• _Records to process_

--- Begin ---

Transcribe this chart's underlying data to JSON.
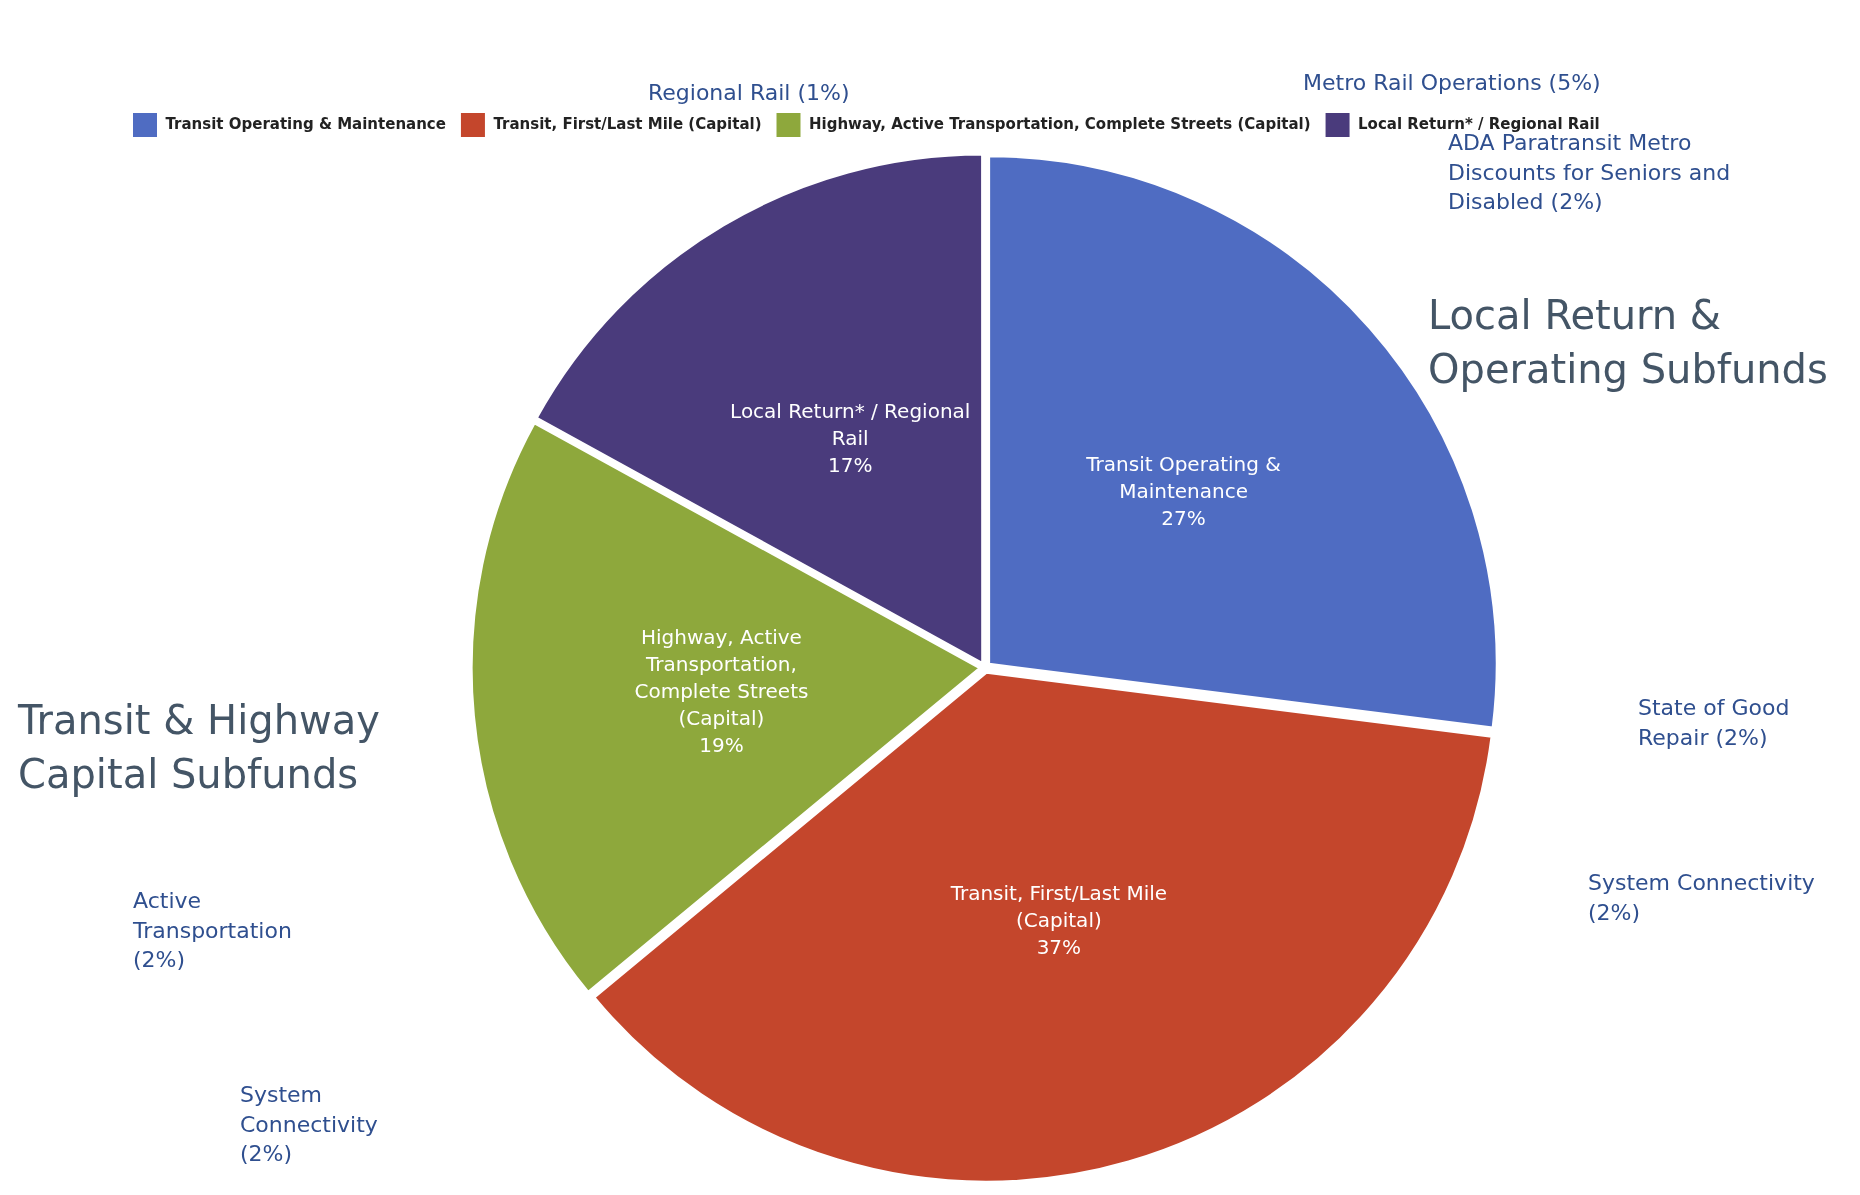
{
  "chart_data": {
    "type": "pie",
    "categories": [
      "Transit Operating & Maintenance",
      "Transit, First/Last Mile (Capital)",
      "Highway, Active Transportation, Complete Streets (Capital)",
      "Local Return* / Regional Rail"
    ],
    "values": [
      27,
      37,
      19,
      17
    ],
    "value_labels": [
      "27%",
      "37%",
      "19%",
      "17%"
    ],
    "colors": [
      "#4f6cc2",
      "#c4462c",
      "#8ea83c",
      "#4a3b7c"
    ],
    "legend": "top left",
    "annotations": [
      "Regional Rail (1%)",
      "Metro Rail Operations (5%)",
      "ADA Paratransit Metro Discounts for Seniors and Disabled (2%)",
      "Local Return & Operating Subfunds",
      "State of Good Repair (2%)",
      "System Connectivity (2%)",
      "Active Transportation (2%)",
      "System Connectivity (2%)",
      "Transit & Highway Capital Subfunds"
    ]
  }
}
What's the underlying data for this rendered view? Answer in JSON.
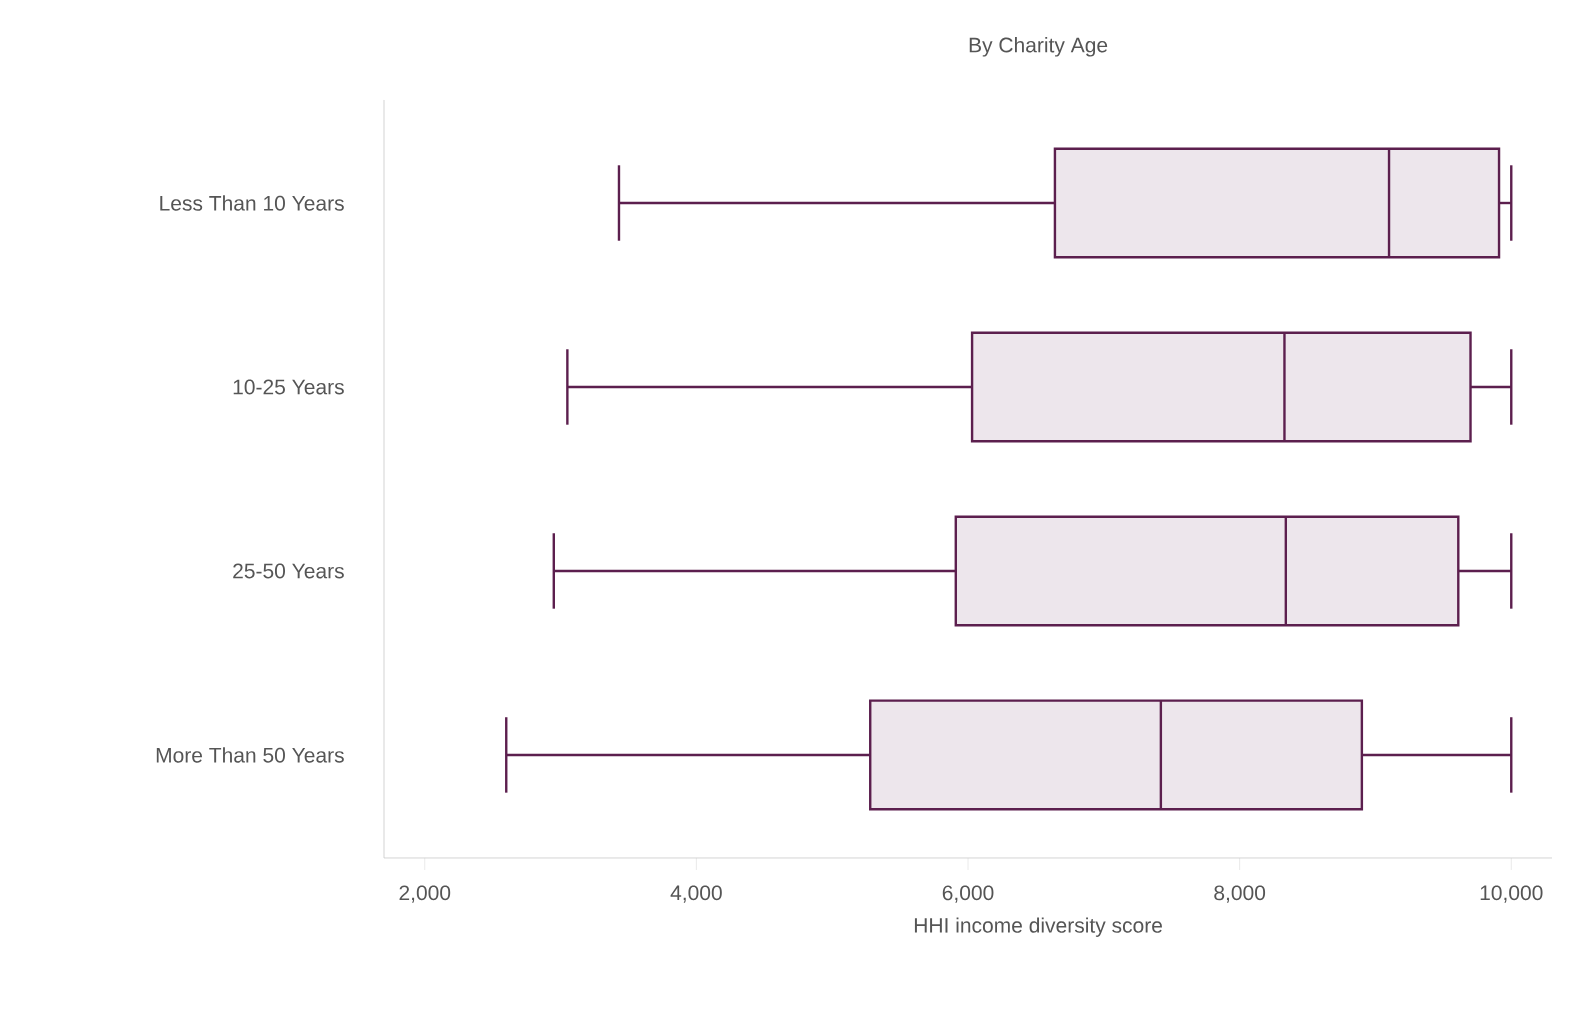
{
  "chart_data": {
    "type": "box",
    "orientation": "horizontal",
    "title": "By Charity Age",
    "xlabel": "HHI income diversity score",
    "categories": [
      "Less Than 10 Years",
      "10-25 Years",
      "25-50 Years",
      "More Than 50 Years"
    ],
    "color": "#5c1f4e",
    "boxes": [
      {
        "low": 3430,
        "q1": 6640,
        "median": 9100,
        "q3": 9910,
        "high": 10000
      },
      {
        "low": 3050,
        "q1": 6030,
        "median": 8330,
        "q3": 9700,
        "high": 10000
      },
      {
        "low": 2950,
        "q1": 5910,
        "median": 8340,
        "q3": 9610,
        "high": 10000
      },
      {
        "low": 2600,
        "q1": 5280,
        "median": 7420,
        "q3": 8900,
        "high": 10000
      }
    ],
    "xlim": [
      1700,
      10300
    ],
    "xticks": [
      {
        "value": 2000,
        "label": "2,000"
      },
      {
        "value": 4000,
        "label": "4,000"
      },
      {
        "value": 6000,
        "label": "6,000"
      },
      {
        "value": 8000,
        "label": "8,000"
      },
      {
        "value": 10000,
        "label": "10,000"
      }
    ]
  }
}
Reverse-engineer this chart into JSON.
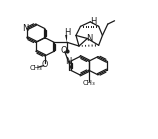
{
  "background": "#ffffff",
  "line_color": "#1a1a1a",
  "lw": 0.9,
  "figsize": [
    1.58,
    1.39
  ],
  "dpi": 100,
  "xlim": [
    0,
    10
  ],
  "ylim": [
    0,
    9
  ]
}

--- End ---

• _Aim_
Your task is to quote exactly the lines from the one with "Reverse-engineer this chart into JSON." through the end of the material, both included, without reproducing any pictures.

• _Worked answer_
Reverse-engineer this chart into JSON.
{
  "background": "#ffffff",
  "line_color": "#1a1a1a",
  "lw": 0.9,
  "figsize": [
    1.58,
    1.39
  ],
  "dpi": 100,
  "xlim": [
    0,
    10
  ],
  "ylim": [
    0,
    9
  ]
}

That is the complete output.